Listed records
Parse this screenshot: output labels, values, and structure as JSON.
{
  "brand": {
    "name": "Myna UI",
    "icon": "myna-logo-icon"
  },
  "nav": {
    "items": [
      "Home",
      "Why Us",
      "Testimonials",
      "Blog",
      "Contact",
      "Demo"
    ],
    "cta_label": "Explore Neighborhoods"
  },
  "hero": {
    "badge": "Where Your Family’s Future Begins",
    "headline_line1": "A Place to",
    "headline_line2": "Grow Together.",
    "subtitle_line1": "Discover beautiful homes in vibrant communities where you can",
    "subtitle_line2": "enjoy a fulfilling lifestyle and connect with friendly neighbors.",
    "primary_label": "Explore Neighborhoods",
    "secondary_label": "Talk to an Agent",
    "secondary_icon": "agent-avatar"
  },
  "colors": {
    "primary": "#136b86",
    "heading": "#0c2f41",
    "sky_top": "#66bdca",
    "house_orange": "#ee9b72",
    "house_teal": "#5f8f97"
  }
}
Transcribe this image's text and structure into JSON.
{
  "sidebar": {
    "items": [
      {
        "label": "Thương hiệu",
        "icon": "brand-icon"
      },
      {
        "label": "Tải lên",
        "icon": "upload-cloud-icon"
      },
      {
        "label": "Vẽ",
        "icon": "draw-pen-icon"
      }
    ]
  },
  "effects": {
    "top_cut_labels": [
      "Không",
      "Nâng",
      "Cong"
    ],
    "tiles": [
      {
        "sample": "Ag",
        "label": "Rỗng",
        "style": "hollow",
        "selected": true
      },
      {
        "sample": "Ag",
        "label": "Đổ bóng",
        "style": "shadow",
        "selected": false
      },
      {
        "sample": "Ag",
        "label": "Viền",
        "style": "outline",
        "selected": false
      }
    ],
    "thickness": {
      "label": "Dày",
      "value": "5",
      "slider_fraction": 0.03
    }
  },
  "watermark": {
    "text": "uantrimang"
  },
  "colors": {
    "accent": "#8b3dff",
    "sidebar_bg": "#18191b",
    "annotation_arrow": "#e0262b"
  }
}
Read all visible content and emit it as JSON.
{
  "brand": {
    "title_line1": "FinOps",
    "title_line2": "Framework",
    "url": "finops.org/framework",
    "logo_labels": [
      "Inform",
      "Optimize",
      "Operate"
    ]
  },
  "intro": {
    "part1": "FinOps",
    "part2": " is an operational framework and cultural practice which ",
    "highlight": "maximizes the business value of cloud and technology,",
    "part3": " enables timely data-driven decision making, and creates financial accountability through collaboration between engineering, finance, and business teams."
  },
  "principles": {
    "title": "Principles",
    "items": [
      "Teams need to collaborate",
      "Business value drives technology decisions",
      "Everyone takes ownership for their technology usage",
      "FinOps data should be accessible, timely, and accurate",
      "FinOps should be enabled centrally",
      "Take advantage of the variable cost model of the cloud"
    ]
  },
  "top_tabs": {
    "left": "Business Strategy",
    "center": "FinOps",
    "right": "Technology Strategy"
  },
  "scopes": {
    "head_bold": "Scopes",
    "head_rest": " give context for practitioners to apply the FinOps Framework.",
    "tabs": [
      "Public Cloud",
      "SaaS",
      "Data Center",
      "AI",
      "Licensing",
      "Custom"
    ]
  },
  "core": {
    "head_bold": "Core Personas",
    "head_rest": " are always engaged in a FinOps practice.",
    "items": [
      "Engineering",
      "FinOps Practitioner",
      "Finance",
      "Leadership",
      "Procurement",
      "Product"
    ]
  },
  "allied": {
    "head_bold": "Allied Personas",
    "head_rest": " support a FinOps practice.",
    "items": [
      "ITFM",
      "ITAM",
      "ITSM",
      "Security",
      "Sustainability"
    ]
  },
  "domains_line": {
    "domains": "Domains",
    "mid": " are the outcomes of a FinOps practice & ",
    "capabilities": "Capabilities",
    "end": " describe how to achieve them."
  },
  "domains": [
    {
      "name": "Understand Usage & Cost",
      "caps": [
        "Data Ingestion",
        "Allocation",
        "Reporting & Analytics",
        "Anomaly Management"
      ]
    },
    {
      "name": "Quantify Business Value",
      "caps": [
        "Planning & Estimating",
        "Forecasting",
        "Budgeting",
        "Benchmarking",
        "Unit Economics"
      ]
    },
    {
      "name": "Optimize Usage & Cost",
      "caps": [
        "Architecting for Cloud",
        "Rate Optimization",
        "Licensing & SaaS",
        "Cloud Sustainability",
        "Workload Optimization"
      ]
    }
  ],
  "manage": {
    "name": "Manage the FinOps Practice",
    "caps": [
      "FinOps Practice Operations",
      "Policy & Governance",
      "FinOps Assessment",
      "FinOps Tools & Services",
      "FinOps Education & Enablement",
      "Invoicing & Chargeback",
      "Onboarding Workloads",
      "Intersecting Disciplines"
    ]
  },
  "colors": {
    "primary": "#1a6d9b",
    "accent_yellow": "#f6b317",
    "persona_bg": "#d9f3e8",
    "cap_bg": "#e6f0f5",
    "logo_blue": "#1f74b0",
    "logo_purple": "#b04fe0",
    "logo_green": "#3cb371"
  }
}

Request
Write every record out again, unaltered.

Task output
Parse this screenshot: output labels, values, and structure as JSON.
{
  "brand": {
    "name": "Myna UI",
    "icon": "myna-logo-icon"
  },
  "nav": {
    "items": [
      "Home",
      "Why Us",
      "Testimonials",
      "Blog",
      "Contact",
      "Demo"
    ],
    "cta_label": "Explore Neighborhoods"
  },
  "hero": {
    "badge": "Where Your Family’s Future Begins",
    "headline_line1": "A Place to",
    "headline_line2": "Grow Together.",
    "subtitle_line1": "Discover beautiful homes in vibrant communities where you can",
    "subtitle_line2": "enjoy a fulfilling lifestyle and connect with friendly neighbors.",
    "primary_label": "Explore Neighborhoods",
    "secondary_label": "Talk to an Agent",
    "secondary_icon": "agent-avatar"
  },
  "colors": {
    "primary": "#136b86",
    "heading": "#0c2f41",
    "sky_top": "#66bdca",
    "house_orange": "#ee9b72",
    "house_teal": "#5f8f97"
  }
}
Transcribe this image's text and structure into JSON.
{
  "sidebar": {
    "items": [
      {
        "label": "Thương hiệu",
        "icon": "brand-icon"
      },
      {
        "label": "Tải lên",
        "icon": "upload-cloud-icon"
      },
      {
        "label": "Vẽ",
        "icon": "draw-pen-icon"
      }
    ]
  },
  "effects": {
    "top_cut_labels": [
      "Không",
      "Nâng",
      "Cong"
    ],
    "tiles": [
      {
        "sample": "Ag",
        "label": "Rỗng",
        "style": "hollow",
        "selected": true
      },
      {
        "sample": "Ag",
        "label": "Đổ bóng",
        "style": "shadow",
        "selected": false
      },
      {
        "sample": "Ag",
        "label": "Viền",
        "style": "outline",
        "selected": false
      }
    ],
    "thickness": {
      "label": "Dày",
      "value": "5",
      "slider_fraction": 0.03
    }
  },
  "watermark": {
    "text": "uantrimang"
  },
  "colors": {
    "accent": "#8b3dff",
    "sidebar_bg": "#18191b",
    "annotation_arrow": "#e0262b"
  }
}
Read all visible content and emit it as JSON.
{
  "brand": {
    "title_line1": "FinOps",
    "title_line2": "Framework",
    "url": "finops.org/framework",
    "logo_labels": [
      "Inform",
      "Optimize",
      "Operate"
    ]
  },
  "intro": {
    "part1": "FinOps",
    "part2": " is an operational framework and cultural practice which ",
    "highlight": "maximizes the business value of cloud and technology,",
    "part3": " enables timely data-driven decision making, and creates financial accountability through collaboration between engineering, finance, and business teams."
  },
  "principles": {
    "title": "Principles",
    "items": [
      "Teams need to collaborate",
      "Business value drives technology decisions",
      "Everyone takes ownership for their technology usage",
      "FinOps data should be accessible, timely, and accurate",
      "FinOps should be enabled centrally",
      "Take advantage of the variable cost model of the cloud"
    ]
  },
  "top_tabs": {
    "left": "Business Strategy",
    "center": "FinOps",
    "right": "Technology Strategy"
  },
  "scopes": {
    "head_bold": "Scopes",
    "head_rest": " give context for practitioners to apply the FinOps Framework.",
    "tabs": [
      "Public Cloud",
      "SaaS",
      "Data Center",
      "AI",
      "Licensing",
      "Custom"
    ]
  },
  "core": {
    "head_bold": "Core Personas",
    "head_rest": " are always engaged in a FinOps practice.",
    "items": [
      "Engineering",
      "FinOps Practitioner",
      "Finance",
      "Leadership",
      "Procurement",
      "Product"
    ]
  },
  "allied": {
    "head_bold": "Allied Personas",
    "head_rest": " support a FinOps practice.",
    "items": [
      "ITFM",
      "ITAM",
      "ITSM",
      "Security",
      "Sustainability"
    ]
  },
  "domains_line": {
    "domains": "Domains",
    "mid": " are the outcomes of a FinOps practice & ",
    "capabilities": "Capabilities",
    "end": " describe how to achieve them."
  },
  "domains": [
    {
      "name": "Understand Usage & Cost",
      "caps": [
        "Data Ingestion",
        "Allocation",
        "Reporting & Analytics",
        "Anomaly Management"
      ]
    },
    {
      "name": "Quantify Business Value",
      "caps": [
        "Planning & Estimating",
        "Forecasting",
        "Budgeting",
        "Benchmarking",
        "Unit Economics"
      ]
    },
    {
      "name": "Optimize Usage & Cost",
      "caps": [
        "Architecting for Cloud",
        "Rate Optimization",
        "Licensing & SaaS",
        "Cloud Sustainability",
        "Workload Optimization"
      ]
    }
  ],
  "manage": {
    "name": "Manage the FinOps Practice",
    "caps": [
      "FinOps Practice Operations",
      "Policy & Governance",
      "FinOps Assessment",
      "FinOps Tools & Services",
      "FinOps Education & Enablement",
      "Invoicing & Chargeback",
      "Onboarding Workloads",
      "Intersecting Disciplines"
    ]
  },
  "colors": {
    "primary": "#1a6d9b",
    "accent_yellow": "#f6b317",
    "persona_bg": "#d9f3e8",
    "cap_bg": "#e6f0f5",
    "logo_blue": "#1f74b0",
    "logo_purple": "#b04fe0",
    "logo_green": "#3cb371"
  }
}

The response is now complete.